Data to process:
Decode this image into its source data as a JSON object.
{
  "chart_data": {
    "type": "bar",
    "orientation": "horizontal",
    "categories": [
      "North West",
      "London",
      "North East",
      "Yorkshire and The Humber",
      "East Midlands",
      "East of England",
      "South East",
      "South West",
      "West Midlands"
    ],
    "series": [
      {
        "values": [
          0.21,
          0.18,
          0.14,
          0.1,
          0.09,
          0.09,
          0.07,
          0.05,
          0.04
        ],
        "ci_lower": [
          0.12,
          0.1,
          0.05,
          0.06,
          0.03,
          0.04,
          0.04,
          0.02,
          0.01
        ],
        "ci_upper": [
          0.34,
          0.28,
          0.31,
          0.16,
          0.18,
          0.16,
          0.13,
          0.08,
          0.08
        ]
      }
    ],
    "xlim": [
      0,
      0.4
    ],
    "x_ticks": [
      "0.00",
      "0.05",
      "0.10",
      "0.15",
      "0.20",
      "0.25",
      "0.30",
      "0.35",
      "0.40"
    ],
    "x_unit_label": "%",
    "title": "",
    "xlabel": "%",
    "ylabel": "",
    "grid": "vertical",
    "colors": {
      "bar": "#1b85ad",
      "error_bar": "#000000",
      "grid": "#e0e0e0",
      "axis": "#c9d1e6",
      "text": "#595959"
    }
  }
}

Aim of the exercise:
Please restate the records in full, word for word.

Output of the exercise:
Decode this image into its source data as a JSON object.
{
  "chart_data": {
    "type": "bar",
    "orientation": "horizontal",
    "categories": [
      "North West",
      "London",
      "North East",
      "Yorkshire and The Humber",
      "East Midlands",
      "East of England",
      "South East",
      "South West",
      "West Midlands"
    ],
    "series": [
      {
        "values": [
          0.21,
          0.18,
          0.14,
          0.1,
          0.09,
          0.09,
          0.07,
          0.05,
          0.04
        ],
        "ci_lower": [
          0.12,
          0.1,
          0.05,
          0.06,
          0.03,
          0.04,
          0.04,
          0.02,
          0.01
        ],
        "ci_upper": [
          0.34,
          0.28,
          0.31,
          0.16,
          0.18,
          0.16,
          0.13,
          0.08,
          0.08
        ]
      }
    ],
    "xlim": [
      0,
      0.4
    ],
    "x_ticks": [
      "0.00",
      "0.05",
      "0.10",
      "0.15",
      "0.20",
      "0.25",
      "0.30",
      "0.35",
      "0.40"
    ],
    "x_unit_label": "%",
    "title": "",
    "xlabel": "%",
    "ylabel": "",
    "grid": "vertical",
    "colors": {
      "bar": "#1b85ad",
      "error_bar": "#000000",
      "grid": "#e0e0e0",
      "axis": "#c9d1e6",
      "text": "#595959"
    }
  }
}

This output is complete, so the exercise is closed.